──────── MATERIAL FOR THIS TASK ────────

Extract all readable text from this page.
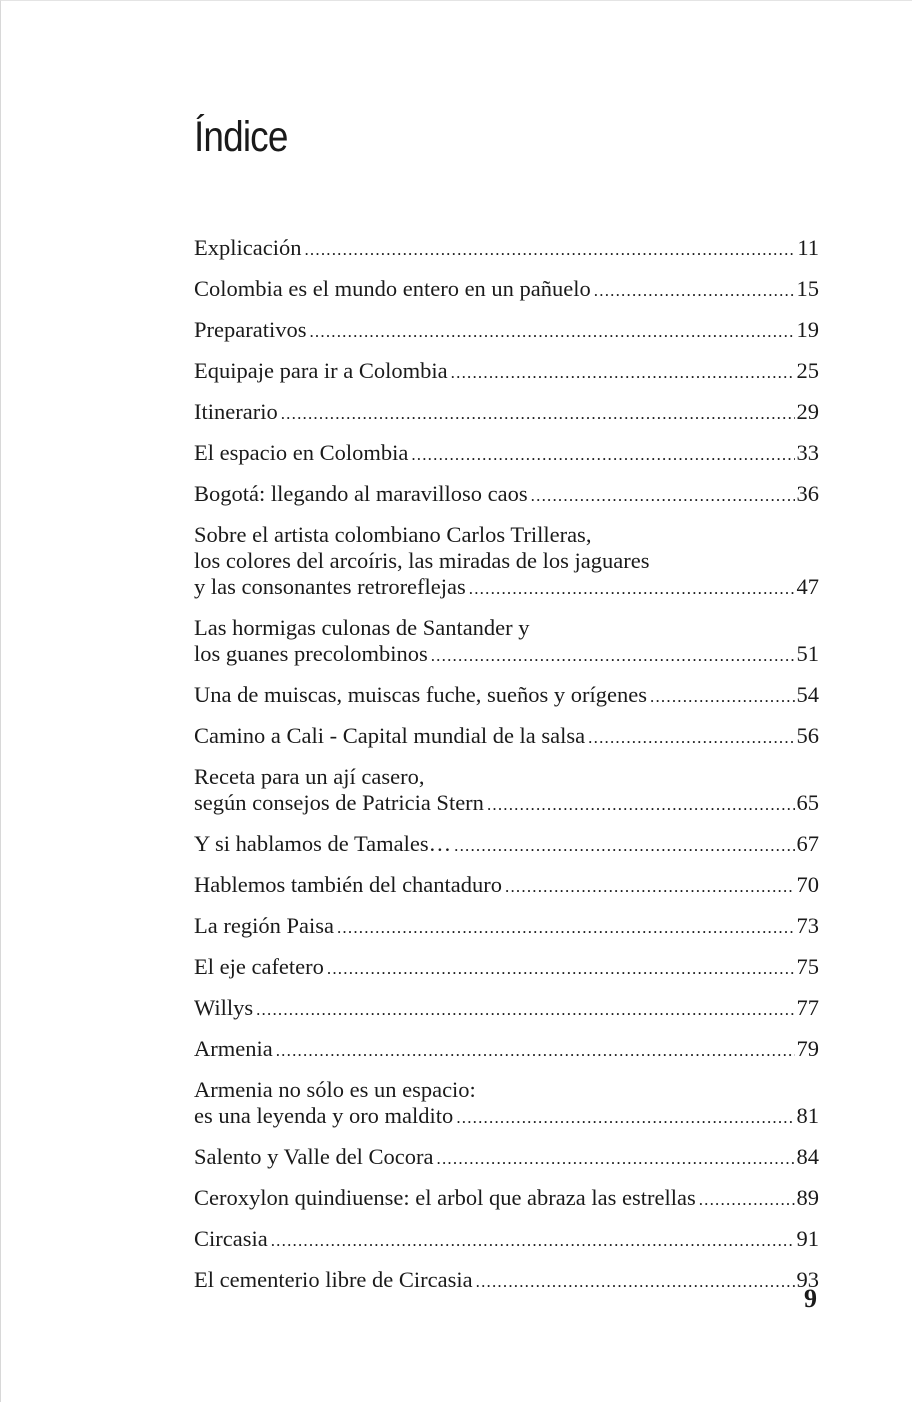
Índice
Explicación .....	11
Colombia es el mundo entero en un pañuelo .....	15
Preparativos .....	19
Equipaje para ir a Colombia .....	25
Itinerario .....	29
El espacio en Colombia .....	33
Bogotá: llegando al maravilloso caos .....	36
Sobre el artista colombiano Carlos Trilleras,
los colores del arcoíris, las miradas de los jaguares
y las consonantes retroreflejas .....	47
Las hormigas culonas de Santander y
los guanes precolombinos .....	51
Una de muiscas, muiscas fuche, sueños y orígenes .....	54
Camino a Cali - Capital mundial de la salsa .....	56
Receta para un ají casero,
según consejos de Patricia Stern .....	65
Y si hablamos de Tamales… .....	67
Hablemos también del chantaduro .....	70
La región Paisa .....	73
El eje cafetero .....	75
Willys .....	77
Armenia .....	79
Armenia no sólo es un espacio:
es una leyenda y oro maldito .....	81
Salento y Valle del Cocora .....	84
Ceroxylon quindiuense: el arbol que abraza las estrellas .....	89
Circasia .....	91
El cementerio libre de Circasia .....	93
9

────────

**YOUR ASSIGNMENT**
Across the whole listing, show each line where the word "Circasia" occurs.

**SOLUTION TO THE PROBLEM**
Circasia .....	91
El cementerio libre de Circasia .....	93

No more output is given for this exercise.